_EXERCISE INSTRUCTIONS_
Transcribe all of the material exactly. Any picture in it should be left out.

>> Begin INPUT

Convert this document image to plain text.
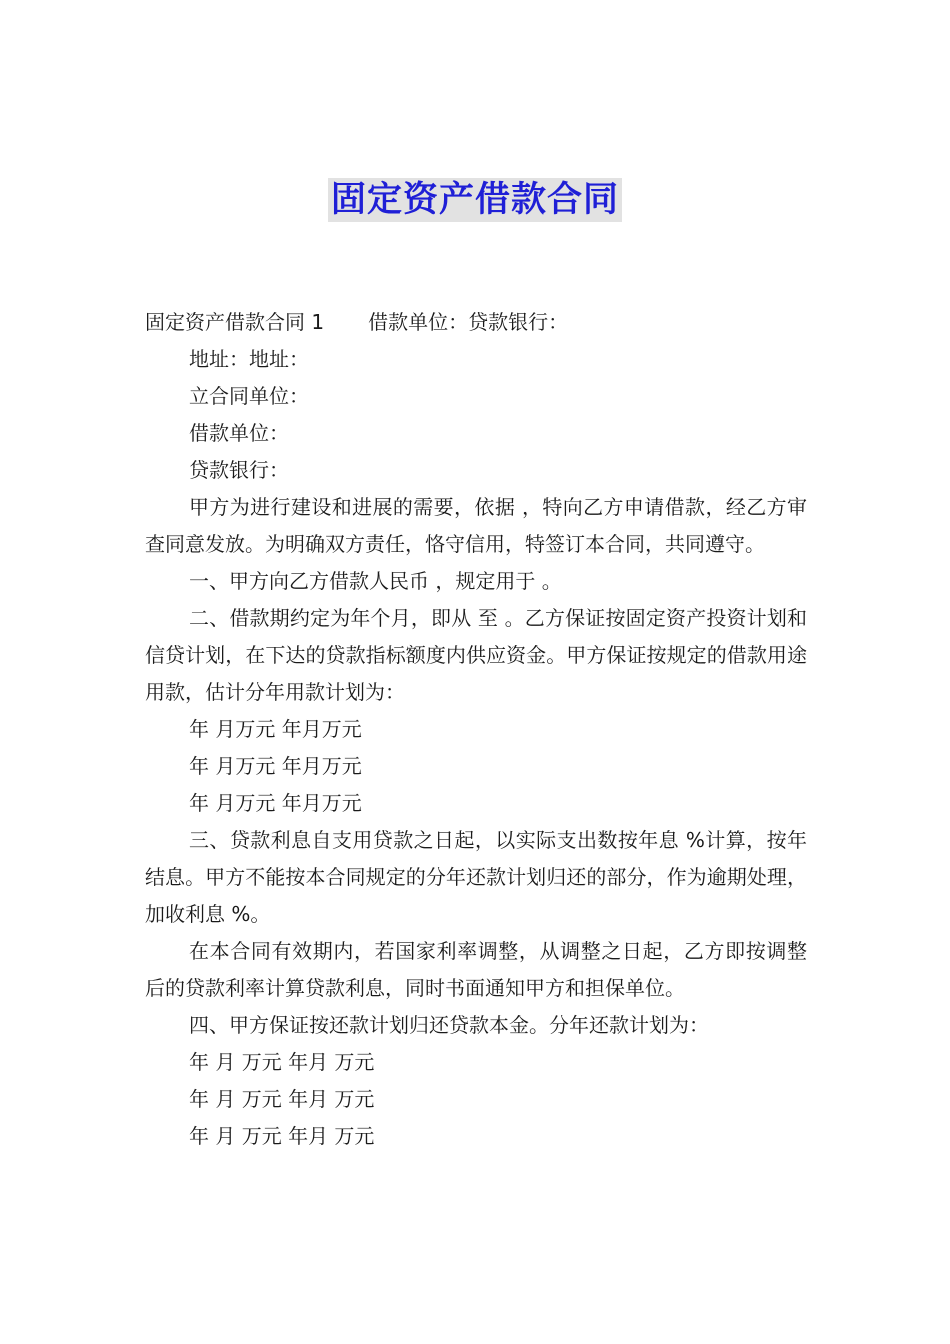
固定资产借款合同

固定资产借款合同 1 借款单位：贷款银行：

地址：地址：

立合同单位：

借款单位：

贷款银行：

甲方为进行建设和进展的需要，依据 ，特向乙方申请借款，经乙方审查同意发放。为明确双方责任，恪守信用，特签订本合同，共同遵守。

一、甲方向乙方借款人民币 ，规定用于 。

二、借款期约定为年个月，即从 至 。乙方保证按固定资产投资计划和信贷计划，在下达的贷款指标额度内供应资金。甲方保证按规定的借款用途用款，估计分年用款计划为：

年 月万元 年月万元

年 月万元 年月万元

年 月万元 年月万元

三、贷款利息自支用贷款之日起，以实际支出数按年息 %计算，按年结息。甲方不能按本合同规定的分年还款计划归还的部分，作为逾期处理，加收利息 %。

在本合同有效期内，若国家利率调整，从调整之日起，乙方即按调整后的贷款利率计算贷款利息，同时书面通知甲方和担保单位。

四、甲方保证按还款计划归还贷款本金。分年还款计划为：

年 月 万元 年月 万元

年 月 万元 年月 万元

年 月 万元 年月 万元
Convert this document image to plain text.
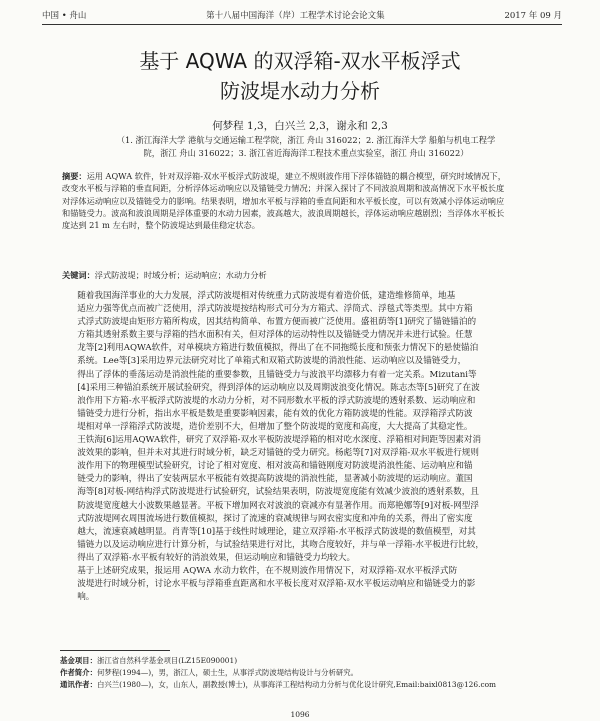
中国 • 舟山	第十八届中国海洋（岸）工程学术讨论会论文集	2017 年 09 月
基于 AQWA 的双浮箱-双水平板浮式
防波堤水动力分析
何梦程 1,3，白兴兰 2,3，谢永和 2,3
（1. 浙江海洋大学 港航与交通运输工程学院，浙江 舟山 316022；2. 浙江海洋大学 船舶与机电工程学
院，浙江 舟山 316022；3. 浙江省近海海洋工程技术重点实验室，浙江 舟山 316022）
摘要：运用 AQWA 软件，针对双浮箱-双水平板浮式防波堤，建立不规则波作用下浮体锚链的耦合模型，研究时域情况下，
改变水平板与浮箱的垂直间距，分析浮体运动响应以及锚链受力情况；并深入探讨了不同波浪周期和波高情况下水平板长度
对浮体运动响应以及锚链受力的影响。结果表明，增加水平板与浮箱的垂直间距和水平板长度，可以有效减小浮体运动响应
和锚链受力。波高和波浪周期是浮体重要的水动力因素，波高越大，波浪周期越长，浮体运动响应越剧烈；当浮体水平板长
度达到 21 m 左右时，整个防波堤达到最佳稳定状态。
关键词：浮式防波堤；时域分析；运动响应；水动力分析

随着我国海洋事业的大力发展，浮式防波堤相对传统重力式防波堤有着造价低，建造维修简单，地基
适应力强等优点而被广泛使用，浮式防波堤按结构形式可分为方箱式、浮筒式、浮毯式等类型。其中方箱
式浮式防波堤由矩形方箱所构成，因其结构简单、布置方便而被广泛使用。盛祖荫等[1]研究了锚链锚泊的
方箱其透射系数主要与浮箱的挡水面积有关，但对浮体的运动特性以及锚链受力情况并未进行试验。任慧
龙等[2]利用AQWA软件，对单模块方箱进行数值模拟，得出了在不同拖缆长度和预张力情况下的悬使锚泊
系统。Lee等[3]采用边界元法研究对比了单箱式和双箱式防波堤的消浪性能、运动响应以及锚链受力，
得出了浮体的垂荡运动是消浪性能的重要参数，且锚链受力与波浪平均漂移力有着一定关系。Mizutani等
[4]采用三种锚泊系统开展试验研究，得到浮体的运动响应以及周期波浪变化情况。陈志杰等[5]研究了在波
浪作用下方箱-水平板浮式防波堤的水动力分析，对不同形数水平板的浮式防波堤的透射系数、运动响应和
锚链受力进行分析，指出水平板是数是重要影响因素，能有效的优化方箱防波堤的性能。双浮箱浮式防波
堤相对单一浮箱浮式防波堤，造价差别不大，但增加了整个防波堤的宽度和高度，大大提高了其稳定性。
王铁海[6]运用AQWA软件，研究了双浮箱-双水平板防波堤浮箱的相对吃水深度、浮箱相对间距等因素对消
波效果的影响，但并未对其进行时域分析，缺乏对锚链的受力研究。杨彪等[7]对双浮箱-双水平板进行规则
波作用下的物理模型试验研究，讨论了相对宽度、相对波高和锚链刚度对防波堤消浪性能、运动响应和锚
链受力的影响，得出了安装两层水平板能有效提高防波堤的消浪性能，显著减小防波堤的运动响应。董国
海等[8]对板-网结构浮式防波堤进行试验研究，试验结果表明，防波堤宽度能有效减少波浪的透射系数，且
防波堤宽度越大小波数果越显著。平板下增加网衣对波浪的衰减亦有显著作用。而郑艳娜等[9]对板-网型浮
式防波堤网衣周围流场进行数值模拟，探讨了流速的衰减规律与网衣密实度和冲角的关系，得出了密实度
越大，流速衰减越明显。肖青等[10]基于线性时域理论，建立双浮箱-水平板浮式防波堤的数值模型，对其
锚链力以及运动响应进行计算分析，与试验结果进行对比，其吻合度较好，并与单一浮箱-水平板进行比较，
得出了双浮箱-水平板有较好的消浪效果，但运动响应和锚链受力均较大。

基于上述研究成果，报运用 AQWA 水动力软件，在不规则波作用情况下，对双浮箱-双水平板浮式防
波堤进行时域分析，讨论水平板与浮箱垂直距离和水平板长度对双浮箱-双水平板运动响应和锚链受力的影
响。

基金项目：浙江省自然科学基金项目(LZ15E090001)
作者简介：何梦程(1994—)，男，浙江人，硕士生，从事浮式防波堤结构设计与分析研究。
通讯作者：白兴兰(1980—)，女，山东人，副教授(博士)，从事海洋工程结构动力分析与优化设计研究,Email:baixl0813@126.com
1096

>> End INPUT

_TASK ANSWER_
Convert this document image to plain text.
固定资产借款合同

固定资产借款合同 1 借款单位：贷款银行：

地址：地址：

立合同单位：

借款单位：

贷款银行：

甲方为进行建设和进展的需要，依据 ，特向乙方申请借款，经乙方审查同意发放。为明确双方责任，恪守信用，特签订本合同，共同遵守。

一、甲方向乙方借款人民币 ，规定用于 。

二、借款期约定为年个月，即从 至 。乙方保证按固定资产投资计划和信贷计划，在下达的贷款指标额度内供应资金。甲方保证按规定的借款用途用款，估计分年用款计划为：

年 月万元 年月万元

年 月万元 年月万元

年 月万元 年月万元

三、贷款利息自支用贷款之日起，以实际支出数按年息 %计算，按年结息。甲方不能按本合同规定的分年还款计划归还的部分，作为逾期处理，加收利息 %。

在本合同有效期内，若国家利率调整，从调整之日起，乙方即按调整后的贷款利率计算贷款利息，同时书面通知甲方和担保单位。

四、甲方保证按还款计划归还贷款本金。分年还款计划为：

年 月 万元 年月 万元

年 月 万元 年月 万元

年 月 万元 年月 万元
Convert this document image to plain text.
中国 • 舟山	第十八届中国海洋（岸）工程学术讨论会论文集	2017 年 09 月
基于 AQWA 的双浮箱-双水平板浮式
防波堤水动力分析
何梦程 1,3，白兴兰 2,3，谢永和 2,3
（1. 浙江海洋大学 港航与交通运输工程学院，浙江 舟山 316022；2. 浙江海洋大学 船舶与机电工程学
院，浙江 舟山 316022；3. 浙江省近海海洋工程技术重点实验室，浙江 舟山 316022）
摘要：运用 AQWA 软件，针对双浮箱-双水平板浮式防波堤，建立不规则波作用下浮体锚链的耦合模型，研究时域情况下，
改变水平板与浮箱的垂直间距，分析浮体运动响应以及锚链受力情况；并深入探讨了不同波浪周期和波高情况下水平板长度
对浮体运动响应以及锚链受力的影响。结果表明，增加水平板与浮箱的垂直间距和水平板长度，可以有效减小浮体运动响应
和锚链受力。波高和波浪周期是浮体重要的水动力因素，波高越大，波浪周期越长，浮体运动响应越剧烈；当浮体水平板长
度达到 21 m 左右时，整个防波堤达到最佳稳定状态。
关键词：浮式防波堤；时域分析；运动响应；水动力分析

随着我国海洋事业的大力发展，浮式防波堤相对传统重力式防波堤有着造价低，建造维修简单，地基
适应力强等优点而被广泛使用，浮式防波堤按结构形式可分为方箱式、浮筒式、浮毯式等类型。其中方箱
式浮式防波堤由矩形方箱所构成，因其结构简单、布置方便而被广泛使用。盛祖荫等[1]研究了锚链锚泊的
方箱其透射系数主要与浮箱的挡水面积有关，但对浮体的运动特性以及锚链受力情况并未进行试验。任慧
龙等[2]利用AQWA软件，对单模块方箱进行数值模拟，得出了在不同拖缆长度和预张力情况下的悬使锚泊
系统。Lee等[3]采用边界元法研究对比了单箱式和双箱式防波堤的消浪性能、运动响应以及锚链受力，
得出了浮体的垂荡运动是消浪性能的重要参数，且锚链受力与波浪平均漂移力有着一定关系。Mizutani等
[4]采用三种锚泊系统开展试验研究，得到浮体的运动响应以及周期波浪变化情况。陈志杰等[5]研究了在波
浪作用下方箱-水平板浮式防波堤的水动力分析，对不同形数水平板的浮式防波堤的透射系数、运动响应和
锚链受力进行分析，指出水平板是数是重要影响因素，能有效的优化方箱防波堤的性能。双浮箱浮式防波
堤相对单一浮箱浮式防波堤，造价差别不大，但增加了整个防波堤的宽度和高度，大大提高了其稳定性。
王铁海[6]运用AQWA软件，研究了双浮箱-双水平板防波堤浮箱的相对吃水深度、浮箱相对间距等因素对消
波效果的影响，但并未对其进行时域分析，缺乏对锚链的受力研究。杨彪等[7]对双浮箱-双水平板进行规则
波作用下的物理模型试验研究，讨论了相对宽度、相对波高和锚链刚度对防波堤消浪性能、运动响应和锚
链受力的影响，得出了安装两层水平板能有效提高防波堤的消浪性能，显著减小防波堤的运动响应。董国
海等[8]对板-网结构浮式防波堤进行试验研究，试验结果表明，防波堤宽度能有效减少波浪的透射系数，且
防波堤宽度越大小波数果越显著。平板下增加网衣对波浪的衰减亦有显著作用。而郑艳娜等[9]对板-网型浮
式防波堤网衣周围流场进行数值模拟，探讨了流速的衰减规律与网衣密实度和冲角的关系，得出了密实度
越大，流速衰减越明显。肖青等[10]基于线性时域理论，建立双浮箱-水平板浮式防波堤的数值模型，对其
锚链力以及运动响应进行计算分析，与试验结果进行对比，其吻合度较好，并与单一浮箱-水平板进行比较，
得出了双浮箱-水平板有较好的消浪效果，但运动响应和锚链受力均较大。

基于上述研究成果，报运用 AQWA 水动力软件，在不规则波作用情况下，对双浮箱-双水平板浮式防
波堤进行时域分析，讨论水平板与浮箱垂直距离和水平板长度对双浮箱-双水平板运动响应和锚链受力的影
响。

基金项目：浙江省自然科学基金项目(LZ15E090001)
作者简介：何梦程(1994—)，男，浙江人，硕士生，从事浮式防波堤结构设计与分析研究。
通讯作者：白兴兰(1980—)，女，山东人，副教授(博士)，从事海洋工程结构动力分析与优化设计研究,Email:baixl0813@126.com
1096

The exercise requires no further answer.